[GIVEN PROBLEM] Exclude the pictures, then repeat the remaining data exactly.

## Begin

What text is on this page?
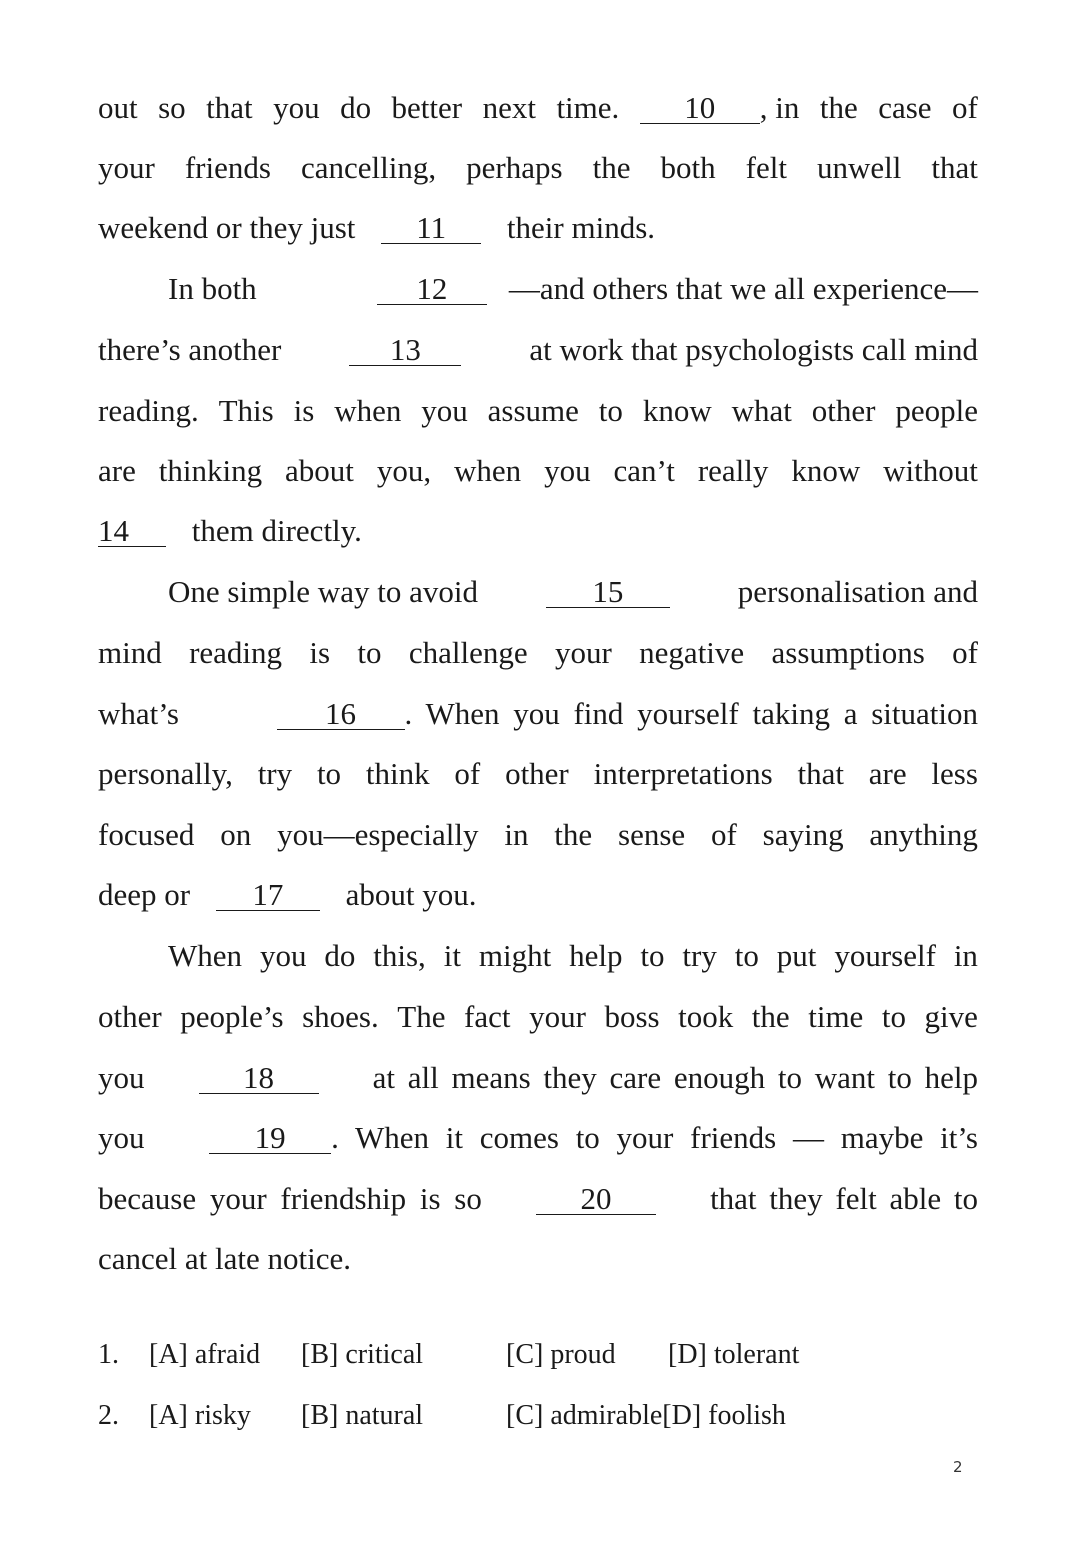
out so that you do better next time.	10	, in the case of
your friends cancelling, perhaps the both felt unwell that
weekend or they just 11 their minds.
In both	12	—and others that we all experience—
there’s another	13	at work that psychologists call mind
reading. This is when you assume to know what other people
are thinking about you, when you can’t really know without
14 them directly.
One simple way to avoid	15	personalisation and
mind reading is to challenge your negative assumptions of
what’s	16	. When you find yourself taking a situation
personally, try to think of other interpretations that are less
focused on you—especially in the sense of saying anything
deep or 17 about you.
When you do this, it might help to try to put yourself in
other people’s shoes. The fact your boss took the time to give
you	18	at all means they care enough to want to help
you	19	. When it comes to your friends — maybe it’s
because your friendship is so	20	that they felt able to
cancel at late notice.
1. [A] afraid [B] critical	[C] proud [D] tolerant
2. [A] risky [B] natural	[C] admirable[D] foolish
2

## End

[WRITTEN RESPONSE]
What text is on this page?
out so that you do better next time.	10	, in the case of
your friends cancelling, perhaps the both felt unwell that
weekend or they just 11 their minds.
In both	12	—and others that we all experience—
there’s another	13	at work that psychologists call mind
reading. This is when you assume to know what other people
are thinking about you, when you can’t really know without
14 them directly.
One simple way to avoid	15	personalisation and
mind reading is to challenge your negative assumptions of
what’s	16	. When you find yourself taking a situation
personally, try to think of other interpretations that are less
focused on you—especially in the sense of saying anything
deep or 17 about you.
When you do this, it might help to try to put yourself in
other people’s shoes. The fact your boss took the time to give
you	18	at all means they care enough to want to help
you	19	. When it comes to your friends — maybe it’s
because your friendship is so	20	that they felt able to
cancel at late notice.
1. [A] afraid [B] critical	[C] proud [D] tolerant
2. [A] risky [B] natural	[C] admirable[D] foolish
2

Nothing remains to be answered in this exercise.